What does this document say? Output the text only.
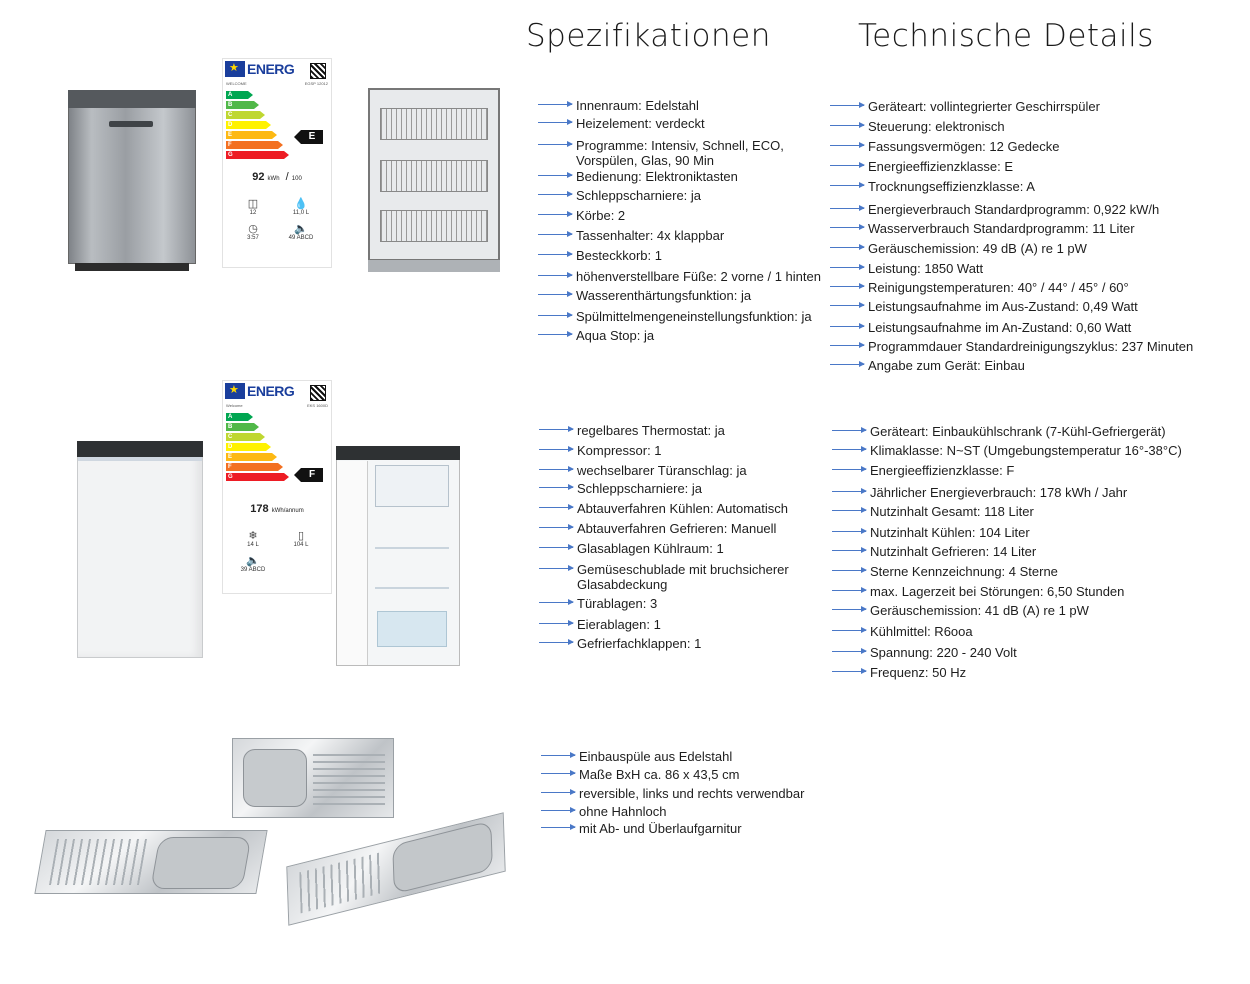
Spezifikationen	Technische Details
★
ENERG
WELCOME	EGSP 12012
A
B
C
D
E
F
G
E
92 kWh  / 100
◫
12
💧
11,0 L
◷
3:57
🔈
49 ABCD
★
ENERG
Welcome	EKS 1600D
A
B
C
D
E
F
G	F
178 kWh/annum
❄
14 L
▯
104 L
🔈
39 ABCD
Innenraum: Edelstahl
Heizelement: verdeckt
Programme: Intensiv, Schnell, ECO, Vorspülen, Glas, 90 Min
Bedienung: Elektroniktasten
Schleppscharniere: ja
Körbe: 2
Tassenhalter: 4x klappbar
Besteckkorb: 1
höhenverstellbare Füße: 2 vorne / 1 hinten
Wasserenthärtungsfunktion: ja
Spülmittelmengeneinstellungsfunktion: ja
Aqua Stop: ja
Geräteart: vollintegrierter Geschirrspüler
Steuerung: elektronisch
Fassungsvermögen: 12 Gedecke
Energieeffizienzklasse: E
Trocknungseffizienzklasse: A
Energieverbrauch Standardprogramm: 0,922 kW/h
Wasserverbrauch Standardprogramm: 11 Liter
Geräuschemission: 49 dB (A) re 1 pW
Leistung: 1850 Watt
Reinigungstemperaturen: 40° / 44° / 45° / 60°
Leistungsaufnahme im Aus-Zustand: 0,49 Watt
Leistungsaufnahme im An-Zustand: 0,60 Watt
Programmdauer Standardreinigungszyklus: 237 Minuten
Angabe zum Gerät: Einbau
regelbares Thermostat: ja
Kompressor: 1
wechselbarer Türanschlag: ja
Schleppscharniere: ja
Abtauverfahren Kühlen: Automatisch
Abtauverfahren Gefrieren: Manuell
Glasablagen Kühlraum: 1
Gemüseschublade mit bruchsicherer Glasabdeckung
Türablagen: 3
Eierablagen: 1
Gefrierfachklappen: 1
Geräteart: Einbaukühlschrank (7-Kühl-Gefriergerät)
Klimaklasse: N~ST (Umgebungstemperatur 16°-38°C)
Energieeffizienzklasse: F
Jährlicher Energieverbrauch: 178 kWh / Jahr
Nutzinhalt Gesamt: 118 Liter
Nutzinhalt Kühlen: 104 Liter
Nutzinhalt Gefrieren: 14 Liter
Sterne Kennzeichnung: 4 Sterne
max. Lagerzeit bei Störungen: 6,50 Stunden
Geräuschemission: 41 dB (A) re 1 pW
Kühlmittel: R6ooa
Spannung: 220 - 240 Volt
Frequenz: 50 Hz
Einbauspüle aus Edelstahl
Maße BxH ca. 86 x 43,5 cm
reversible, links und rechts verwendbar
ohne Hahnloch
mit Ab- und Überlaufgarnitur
──────────
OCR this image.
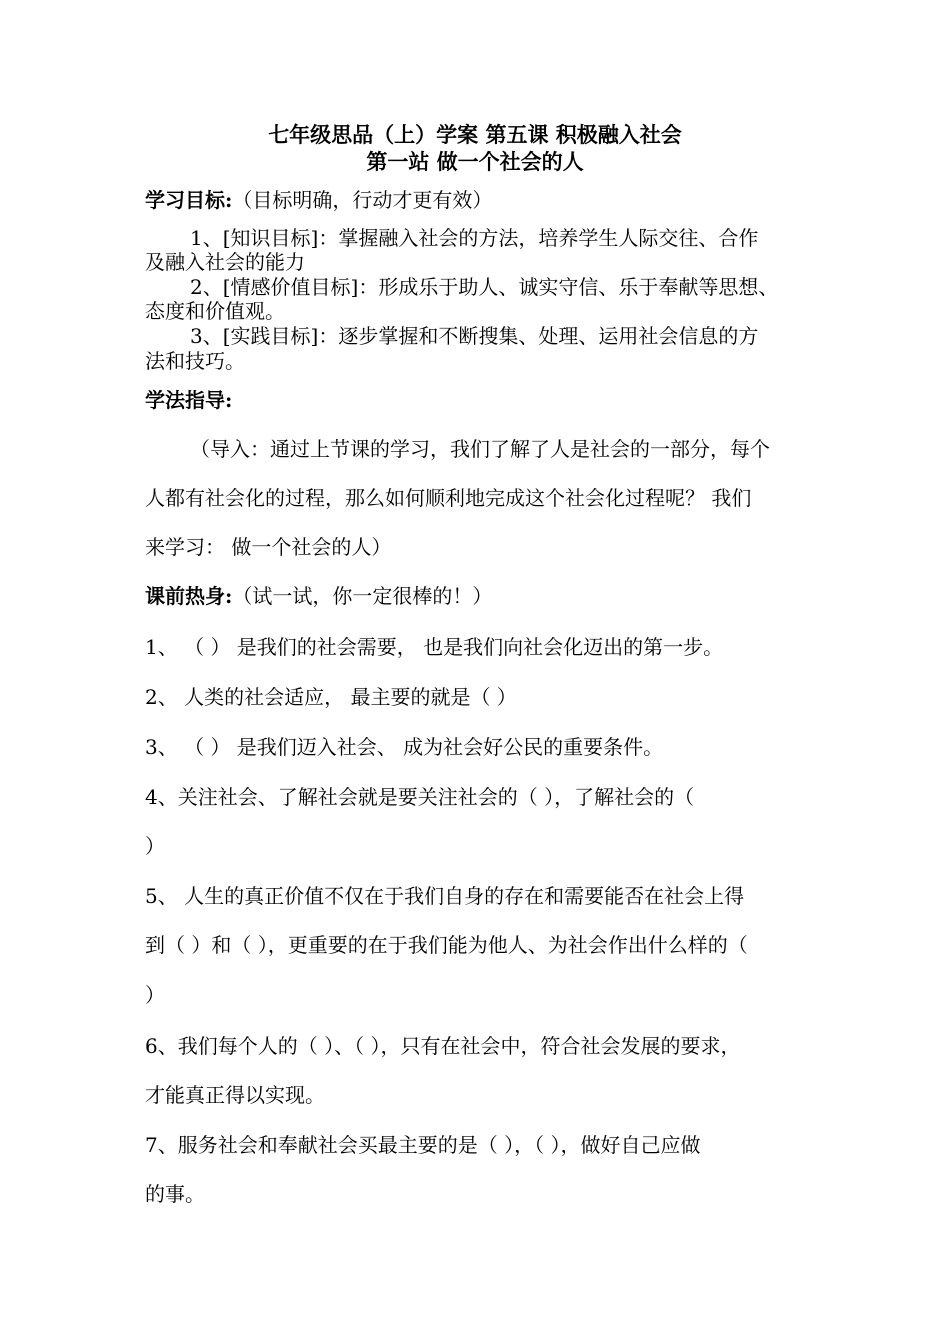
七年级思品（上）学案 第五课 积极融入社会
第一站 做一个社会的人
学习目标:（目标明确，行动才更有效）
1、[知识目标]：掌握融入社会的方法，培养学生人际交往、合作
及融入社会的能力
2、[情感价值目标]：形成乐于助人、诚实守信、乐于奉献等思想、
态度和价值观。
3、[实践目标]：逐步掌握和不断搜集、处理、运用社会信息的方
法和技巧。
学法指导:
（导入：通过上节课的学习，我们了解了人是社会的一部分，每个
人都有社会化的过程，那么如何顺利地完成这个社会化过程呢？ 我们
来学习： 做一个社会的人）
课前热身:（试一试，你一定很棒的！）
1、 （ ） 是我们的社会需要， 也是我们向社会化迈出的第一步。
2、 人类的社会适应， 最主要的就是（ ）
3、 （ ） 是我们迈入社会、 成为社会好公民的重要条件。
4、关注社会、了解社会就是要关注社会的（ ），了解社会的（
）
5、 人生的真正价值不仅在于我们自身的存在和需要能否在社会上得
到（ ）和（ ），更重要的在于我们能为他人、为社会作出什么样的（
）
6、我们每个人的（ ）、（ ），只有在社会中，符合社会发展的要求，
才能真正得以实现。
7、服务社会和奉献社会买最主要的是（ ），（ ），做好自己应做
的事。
──────────
Extract each line holding the string "Edelstahl".

• _Solution_:
Innenraum: Edelstahl
Einbauspüle aus Edelstahl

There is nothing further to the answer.